### To do:
An exact copy of every record is needed.

### Dataset rows:

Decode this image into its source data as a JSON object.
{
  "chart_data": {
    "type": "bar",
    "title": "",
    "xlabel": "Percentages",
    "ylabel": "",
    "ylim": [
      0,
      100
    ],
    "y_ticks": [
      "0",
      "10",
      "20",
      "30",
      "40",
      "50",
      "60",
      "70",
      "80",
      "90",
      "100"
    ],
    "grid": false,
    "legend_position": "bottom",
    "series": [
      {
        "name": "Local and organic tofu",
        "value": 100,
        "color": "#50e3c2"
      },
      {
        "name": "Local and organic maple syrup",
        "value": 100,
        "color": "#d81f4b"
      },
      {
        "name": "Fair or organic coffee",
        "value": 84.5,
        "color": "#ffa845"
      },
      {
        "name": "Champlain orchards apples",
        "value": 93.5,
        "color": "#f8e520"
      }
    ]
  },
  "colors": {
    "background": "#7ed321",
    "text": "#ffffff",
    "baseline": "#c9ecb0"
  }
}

### Correct answer:
Decode this image into its source data as a JSON object.
{
  "chart_data": {
    "type": "bar",
    "title": "",
    "xlabel": "Percentages",
    "ylabel": "",
    "ylim": [
      0,
      100
    ],
    "y_ticks": [
      "0",
      "10",
      "20",
      "30",
      "40",
      "50",
      "60",
      "70",
      "80",
      "90",
      "100"
    ],
    "grid": false,
    "legend_position": "bottom",
    "series": [
      {
        "name": "Local and organic tofu",
        "value": 100,
        "color": "#50e3c2"
      },
      {
        "name": "Local and organic maple syrup",
        "value": 100,
        "color": "#d81f4b"
      },
      {
        "name": "Fair or organic coffee",
        "value": 84.5,
        "color": "#ffa845"
      },
      {
        "name": "Champlain orchards apples",
        "value": 93.5,
        "color": "#f8e520"
      }
    ]
  },
  "colors": {
    "background": "#7ed321",
    "text": "#ffffff",
    "baseline": "#c9ecb0"
  }
}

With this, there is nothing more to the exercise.